• [Source material]:
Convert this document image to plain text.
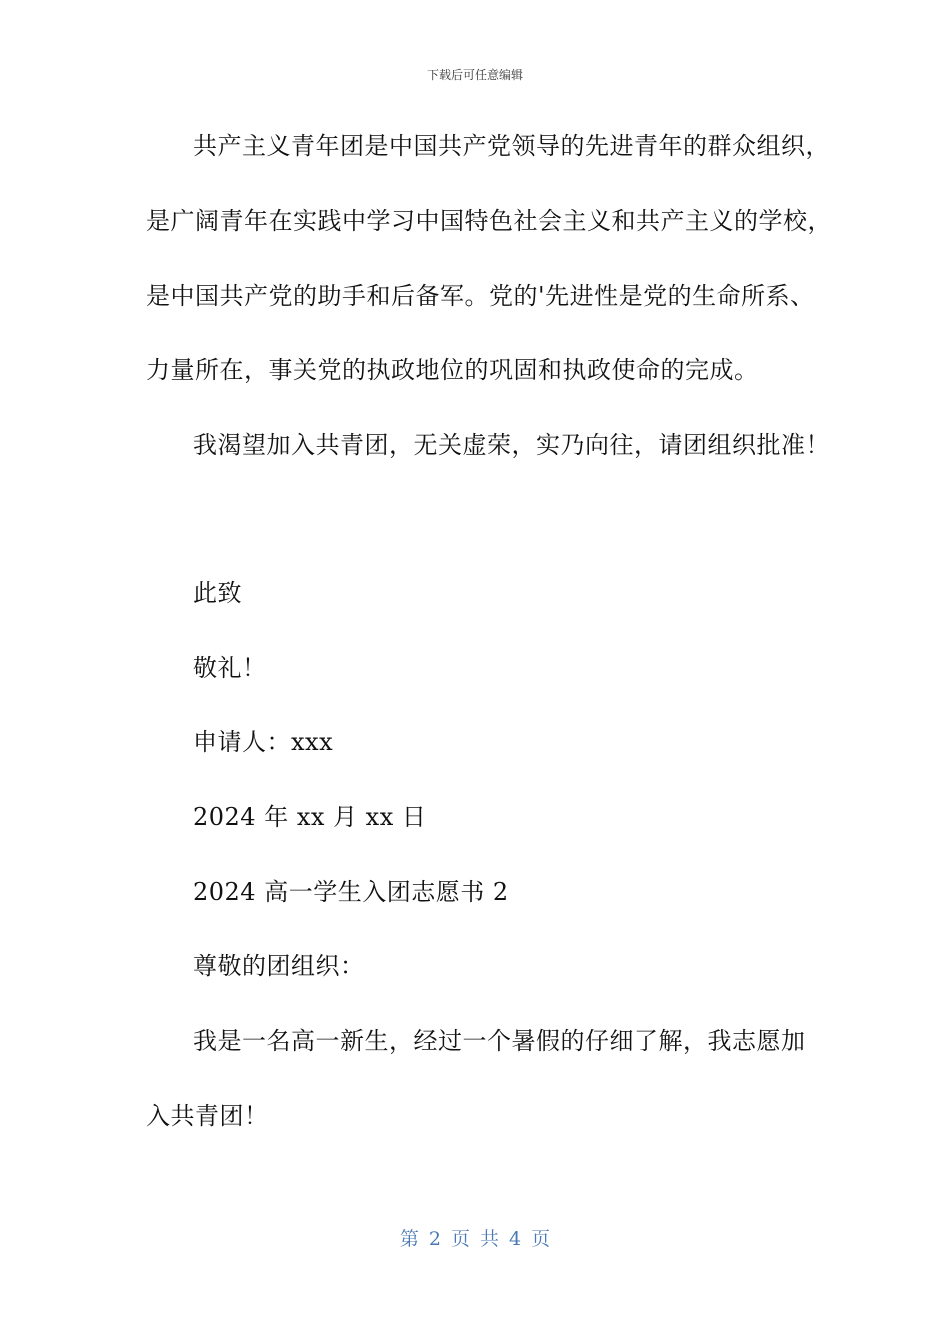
下载后可任意编辑
共产主义青年团是中国共产党领导的先进青年的群众组织，
是广阔青年在实践中学习中国特色社会主义和共产主义的学校，
是中国共产党的助手和后备军。党的'先进性是党的生命所系、
力量所在，事关党的执政地位的巩固和执政使命的完成。
我渴望加入共青团，无关虚荣，实乃向往，请团组织批准！
此致
敬礼！
申请人：xxx
2024 年 xx 月 xx 日
2024 高一学生入团志愿书 2
尊敬的团组织：
我是一名高一新生，经过一个暑假的仔细了解，我志愿加
入共青团！
第 2 页 共 4 页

• [Aim of the task]:
Your copy should repeat each entry above exactly but contain no pictures.

• [Solution]:
Convert this document image to plain text.
下载后可任意编辑
共产主义青年团是中国共产党领导的先进青年的群众组织，
是广阔青年在实践中学习中国特色社会主义和共产主义的学校，
是中国共产党的助手和后备军。党的'先进性是党的生命所系、
力量所在，事关党的执政地位的巩固和执政使命的完成。
我渴望加入共青团，无关虚荣，实乃向往，请团组织批准！
此致
敬礼！
申请人：xxx
2024 年 xx 月 xx 日
2024 高一学生入团志愿书 2
尊敬的团组织：
我是一名高一新生，经过一个暑假的仔细了解，我志愿加
入共青团！
第 2 页 共 4 页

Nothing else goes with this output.